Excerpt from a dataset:

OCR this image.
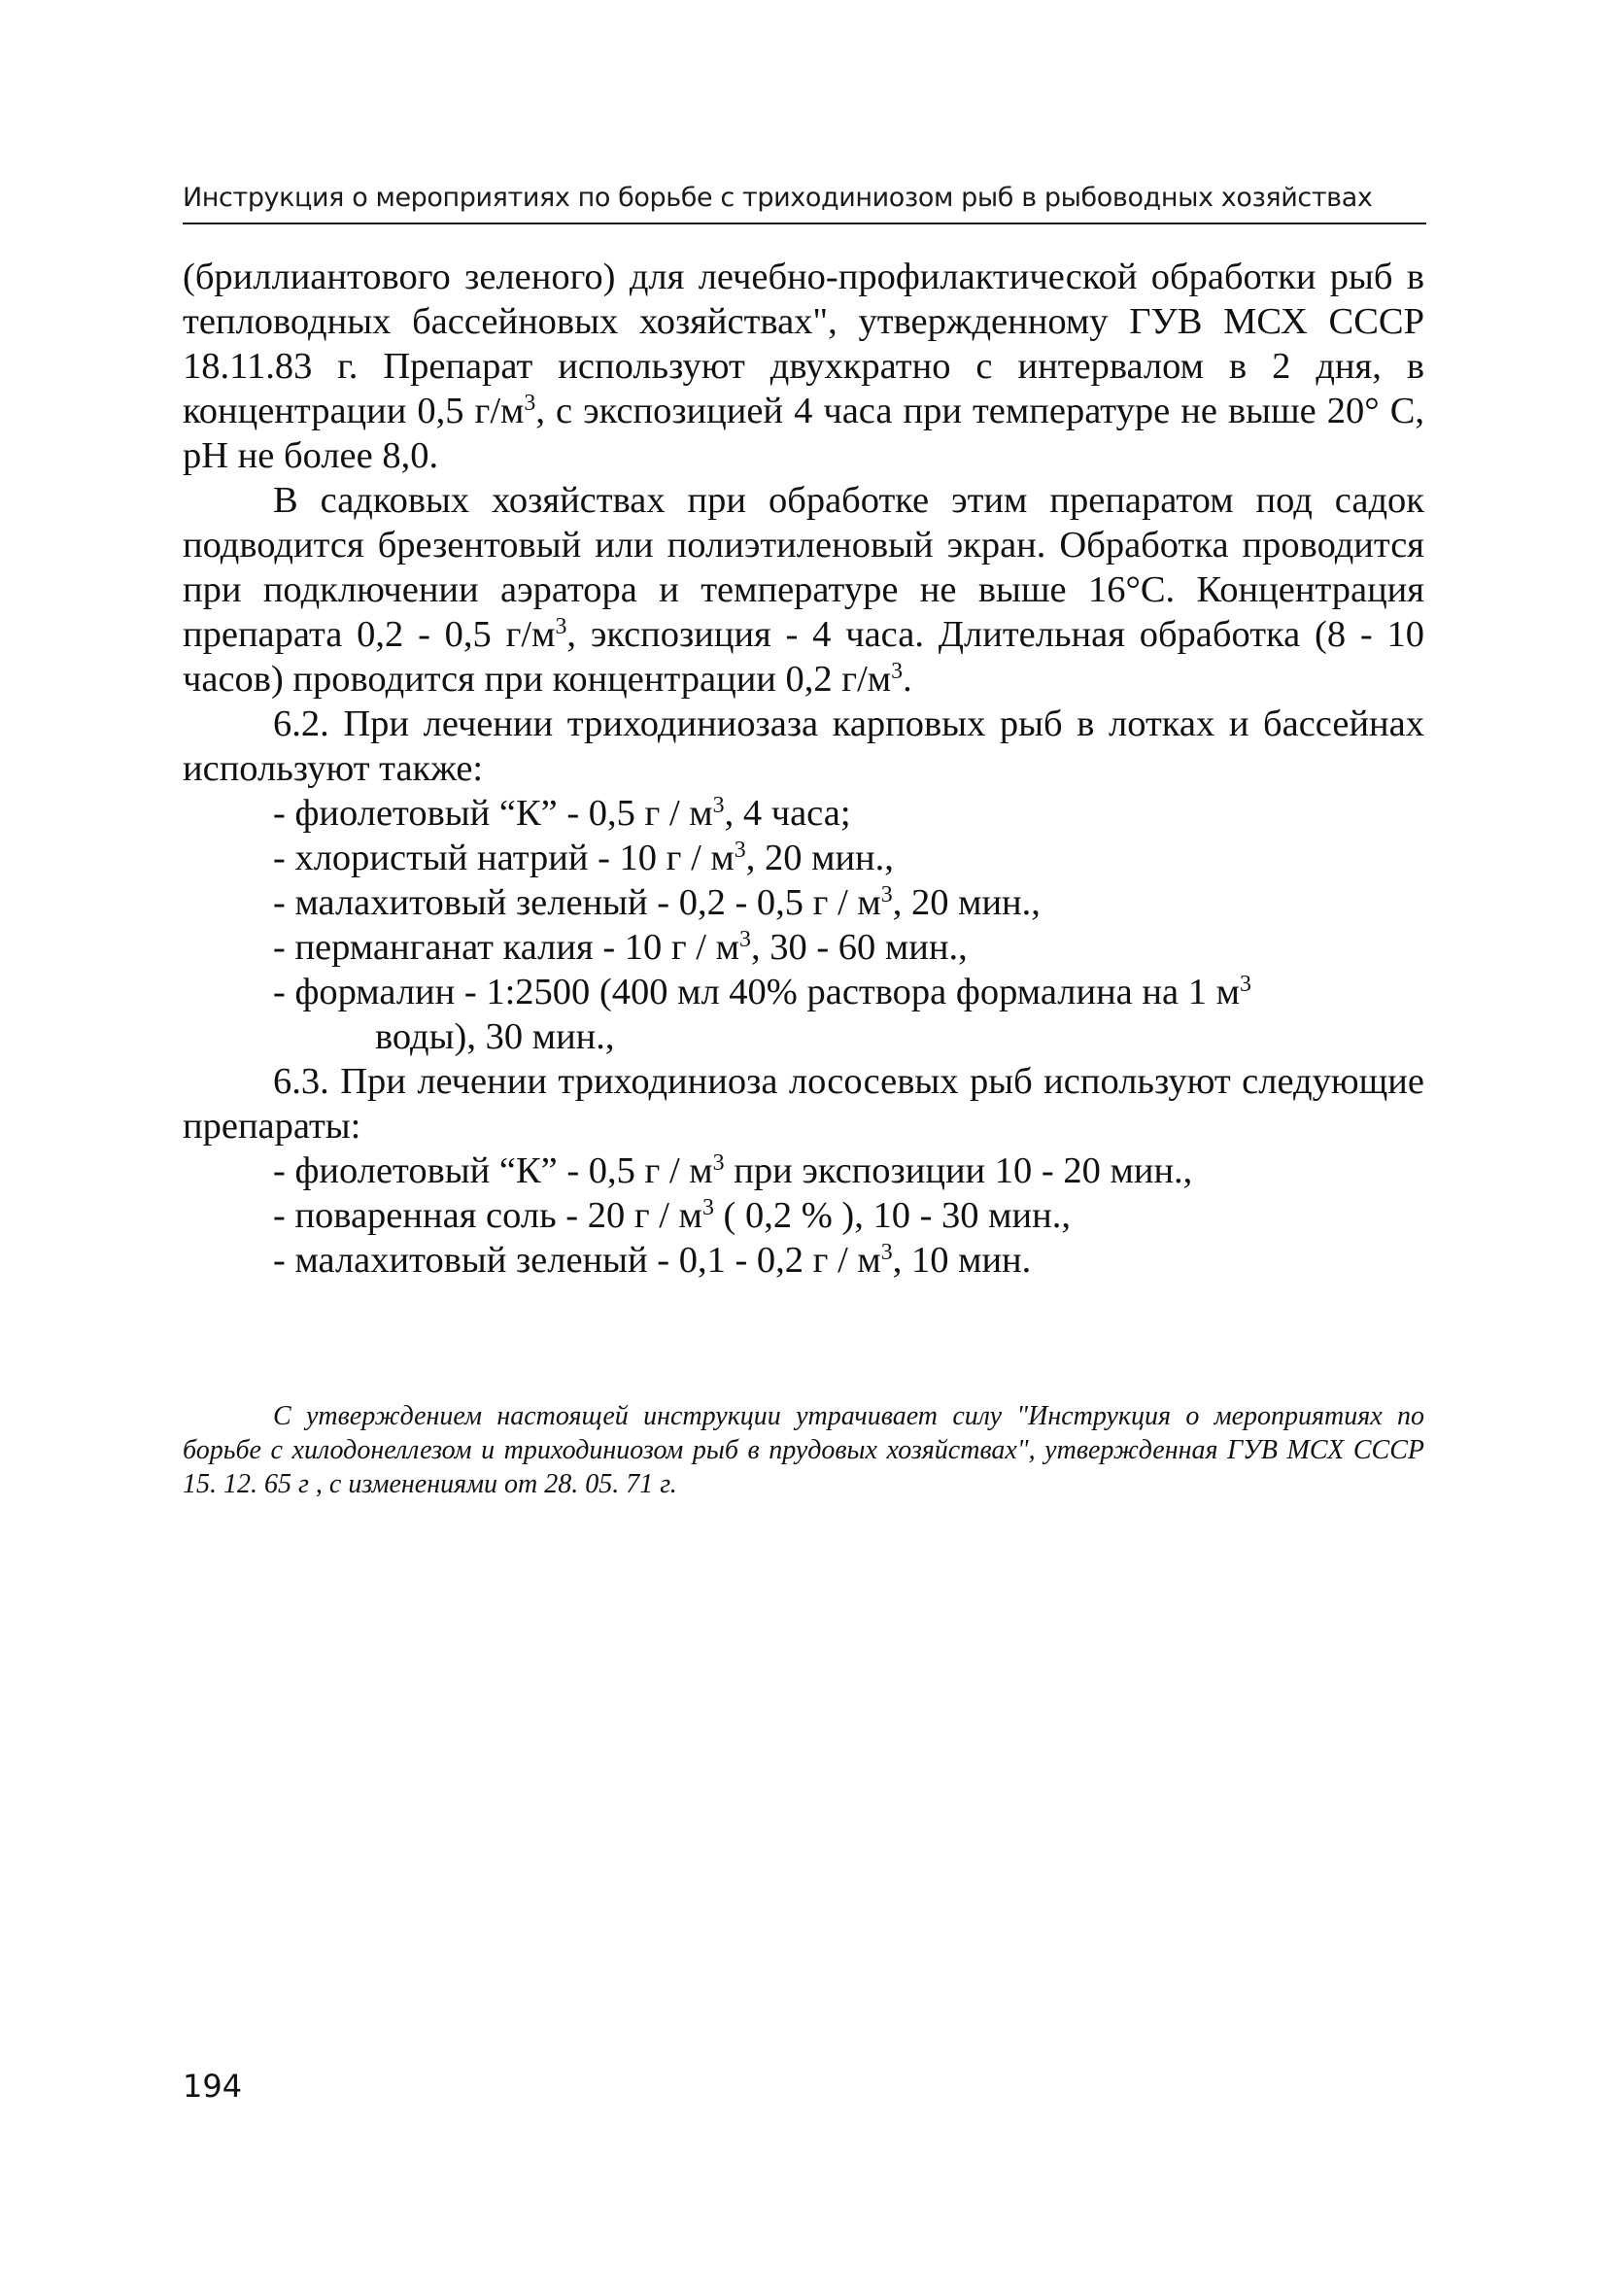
Инструкция о мероприятиях по борьбе с триходиниозом рыб в рыбоводных хозяйствах

(бриллиантового зеленого) для лечебно-профилактической обработки рыб в тепловодных бассейновых хозяйствах", утвержденному ГУВ МСХ СССР 18.11.83 г. Препарат используют двухкратно с интервалом в 2 дня, в концентрации 0,5 $г/м^3$, с экспозицией 4 часа при температуре не выше 20° С, pH не более 8,0.

В садковых хозяйствах при обработке этим препаратом под садок подводится брезентовый или полиэтиленовый экран. Обработка проводится при подключении аэратора и температуре не выше 16°С. Концентрация препарата 0,2 - 0,5 $г/м^3$, экспозиция - 4 часа. Длительная обработка (8 - 10 часов) проводится при концентрации 0,2 $г/м^3$.

6.2. При лечении триходиниозаза карповых рыб в лотках и бассейнах используют также:

- фиолетовый “К” - 0,5 г / $м^3$, 4 часа;
- хлористый натрий - 10 г / $м^3$, 20 мин.,
- малахитовый зеленый - 0,2 - 0,5 г / $м^3$, 20 мин.,
- перманганат калия - 10 г / $м^3$, 30 - 60 мин.,
- формалин - 1:2500 (400 мл 40% раствора формалина на 1 $м^3$
воды), 30 мин.,

6.3. При лечении триходиниоза лососевых рыб используют следующие препараты:

- фиолетовый “К” - 0,5 г / $м^3$ при экспозиции 10 - 20 мин.,
- поваренная соль - 20 г / $м^3$ ( 0,2 % ), 10 - 30 мин.,
- малахитовый зеленый - 0,1 - 0,2 г / $м^3$, 10 мин.
С утверждением настоящей инструкции утрачивает силу "Инструкция о мероприятиях по борьбе с хилодонеллезом и триходиниозом рыб в прудовых хозяйствах", утвержденная ГУВ МСХ СССР 15. 12. 65 г , с изменениями от 28. 05. 71 г.
194
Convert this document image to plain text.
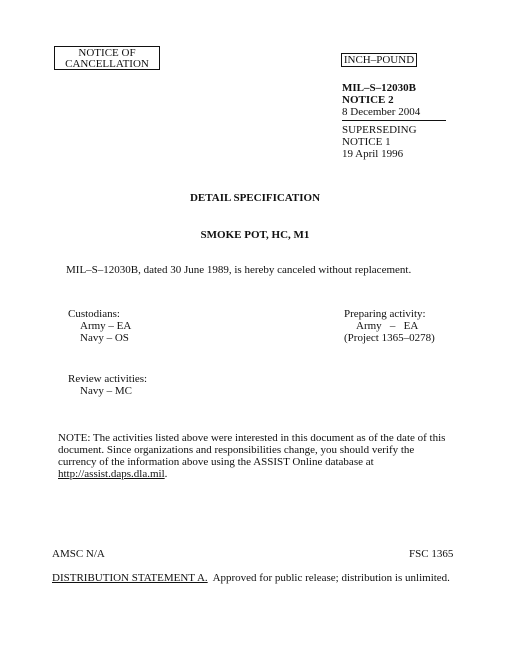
NOTICE OF
CANCELLATION	INCH–POUND
MIL–S–12030B
NOTICE 2
8 December 2004
SUPERSEDING
NOTICE 1
19 April 1996
DETAIL SPECIFICATION
SMOKE POT, HC, M1
MIL–S–12030B, dated 30 June 1989, is hereby canceled without replacement.
Custodians:
Army – EA
Navy – OS
Preparing activity:
Army   –   EA
(Project 1365–0278)
Review activities:
Navy – MC
NOTE: The activities listed above were interested in this document as of the date of this document. Since organizations and responsibilities change, you should verify the currency of the information above using the ASSIST Online database at http://assist.daps.dla.mil.
AMSC N/A	FSC 1365
DISTRIBUTION STATEMENT A.  Approved for public release; distribution is unlimited.
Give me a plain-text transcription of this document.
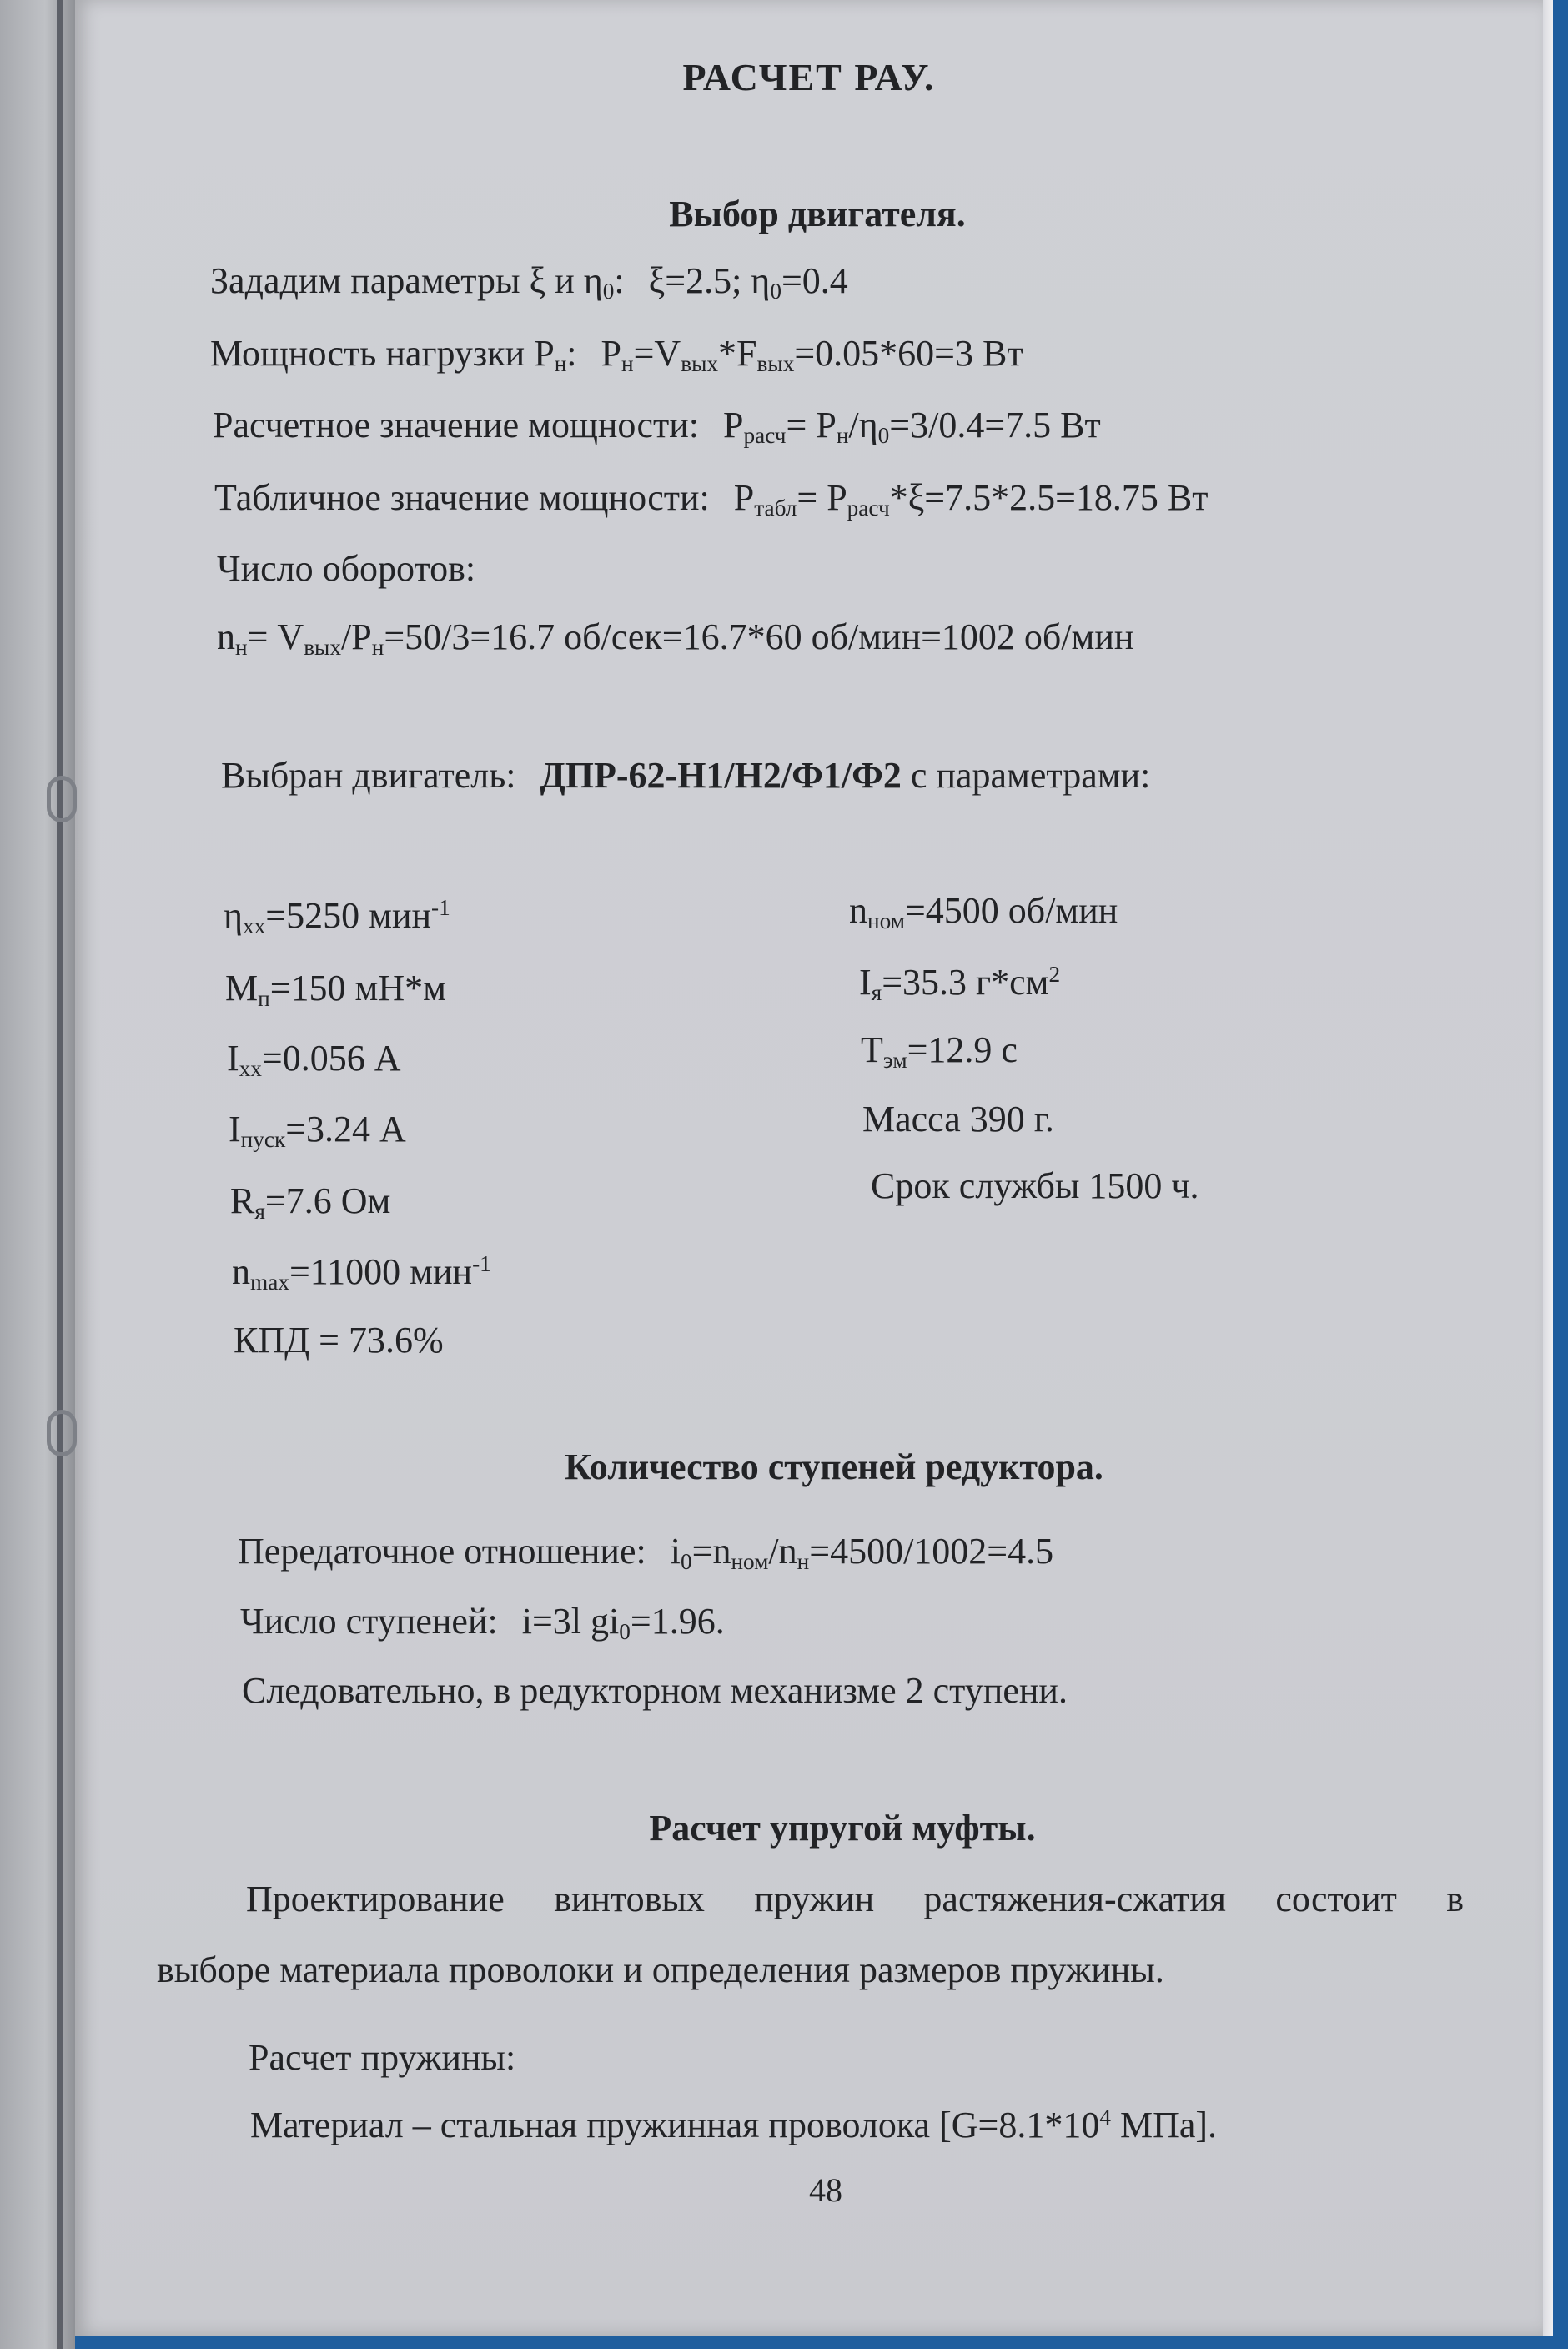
РАСЧЕТ РАУ.
Выбор двигателя.
Зададим параметры ξ и $\eta_0$: ξ=2.5; $\eta_0=0.4$
Мощность нагрузки $Р_н$: $Р_н=V_{вых}*F_{вых}=0.05*60=3$ Вт
Расчетное значение мощности: $Р_{расч}= Р_н/\eta_0=3/0.4=7.5$ Вт
Табличное значение мощности: $Р_{табл}= Р_{расч}*\xi=7.5*2.5=18.75$ Вт
Число оборотов:
$n_н= V_{вых}/Р_н=50/3=16.7$ об/сек=16.7*60 об/мин=1002 об/мин
Выбран двигатель: ДПР-62-Н1/Н2/Ф1/Ф2 с параметрами:
$\eta_{хх}=5250$ мин$^{-1}$
$М_п=150$ мН*м
$I_{хх}=0.056$ А
$I_{пуск}=3.24$ А
$R_я=7.6$ Ом
$n_{max}=11000$ мин$^{-1}$
КПД = 73.6%
$n_{ном}=4500$ об/мин
$I_я=35.3$ $г*см^2$
$Т_{эм}=12.9$ с
Масса 390 г.
Срок службы 1500 ч.
Количество ступеней редуктора.
Передаточное отношение: $i_0=n_{ном}/n_н=4500/1002=4.5$
Число ступеней: i=3l $gi_0=1.96$.
Следовательно, в редукторном механизме 2 ступени.
Расчет упругой муфты.
Проектирование винтовых пружин растяжения-сжатия состоит в
выборе материала проволоки и определения размеров пружины.
Расчет пружины:
Материал – стальная пружинная проволока [$G=8.1*10^4$ МПа].
48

▸ OBJECTIVE: Transcribe the full listing character for character. Pictures are excluded.

▸ REPLY:
OCR this image.
Инструкция о мероприятиях по борьбе с триходиниозом рыб в рыбоводных хозяйствах

(бриллиантового зеленого) для лечебно-профилактической обработки рыб в тепловодных бассейновых хозяйствах", утвержденному ГУВ МСХ СССР 18.11.83 г. Препарат используют двухкратно с интервалом в 2 дня, в концентрации 0,5 $г/м^3$, с экспозицией 4 часа при температуре не выше 20° С, pH не более 8,0.

В садковых хозяйствах при обработке этим препаратом под садок подводится брезентовый или полиэтиленовый экран. Обработка проводится при подключении аэратора и температуре не выше 16°С. Концентрация препарата 0,2 - 0,5 $г/м^3$, экспозиция - 4 часа. Длительная обработка (8 - 10 часов) проводится при концентрации 0,2 $г/м^3$.

6.2. При лечении триходиниозаза карповых рыб в лотках и бассейнах используют также:

- фиолетовый “К” - 0,5 г / $м^3$, 4 часа;
- хлористый натрий - 10 г / $м^3$, 20 мин.,
- малахитовый зеленый - 0,2 - 0,5 г / $м^3$, 20 мин.,
- перманганат калия - 10 г / $м^3$, 30 - 60 мин.,
- формалин - 1:2500 (400 мл 40% раствора формалина на 1 $м^3$
воды), 30 мин.,

6.3. При лечении триходиниоза лососевых рыб используют следующие препараты:

- фиолетовый “К” - 0,5 г / $м^3$ при экспозиции 10 - 20 мин.,
- поваренная соль - 20 г / $м^3$ ( 0,2 % ), 10 - 30 мин.,
- малахитовый зеленый - 0,1 - 0,2 г / $м^3$, 10 мин.
С утверждением настоящей инструкции утрачивает силу "Инструкция о мероприятиях по борьбе с хилодонеллезом и триходиниозом рыб в прудовых хозяйствах", утвержденная ГУВ МСХ СССР 15. 12. 65 г , с изменениями от 28. 05. 71 г.
194
Convert this document image to plain text.
NOTICE OF
CANCELLATION	INCH–POUND
MIL–S–12030B
NOTICE 2
8 December 2004
SUPERSEDING
NOTICE 1
19 April 1996
DETAIL SPECIFICATION
SMOKE POT, HC, M1
MIL–S–12030B, dated 30 June 1989, is hereby canceled without replacement.
Custodians:
Army – EA
Navy – OS
Preparing activity:
Army   –   EA
(Project 1365–0278)
Review activities:
Navy – MC
NOTE: The activities listed above were interested in this document as of the date of this document. Since organizations and responsibilities change, you should verify the currency of the information above using the ASSIST Online database at http://assist.daps.dla.mil.
AMSC N/A	FSC 1365
DISTRIBUTION STATEMENT A.  Approved for public release; distribution is unlimited.
Give me a plain-text transcription of this document.
РАСЧЕТ РАУ.
Выбор двигателя.
Зададим параметры ξ и $\eta_0$: ξ=2.5; $\eta_0=0.4$
Мощность нагрузки $Р_н$: $Р_н=V_{вых}*F_{вых}=0.05*60=3$ Вт
Расчетное значение мощности: $Р_{расч}= Р_н/\eta_0=3/0.4=7.5$ Вт
Табличное значение мощности: $Р_{табл}= Р_{расч}*\xi=7.5*2.5=18.75$ Вт
Число оборотов:
$n_н= V_{вых}/Р_н=50/3=16.7$ об/сек=16.7*60 об/мин=1002 об/мин
Выбран двигатель: ДПР-62-Н1/Н2/Ф1/Ф2 с параметрами:
$\eta_{хх}=5250$ мин$^{-1}$
$М_п=150$ мН*м
$I_{хх}=0.056$ А
$I_{пуск}=3.24$ А
$R_я=7.6$ Ом
$n_{max}=11000$ мин$^{-1}$
КПД = 73.6%
$n_{ном}=4500$ об/мин
$I_я=35.3$ $г*см^2$
$Т_{эм}=12.9$ с
Масса 390 г.
Срок службы 1500 ч.
Количество ступеней редуктора.
Передаточное отношение: $i_0=n_{ном}/n_н=4500/1002=4.5$
Число ступеней: i=3l $gi_0=1.96$.
Следовательно, в редукторном механизме 2 ступени.
Расчет упругой муфты.
Проектирование винтовых пружин растяжения-сжатия состоит в
выборе материала проволоки и определения размеров пружины.
Расчет пружины:
Материал – стальная пружинная проволока [$G=8.1*10^4$ МПа].
48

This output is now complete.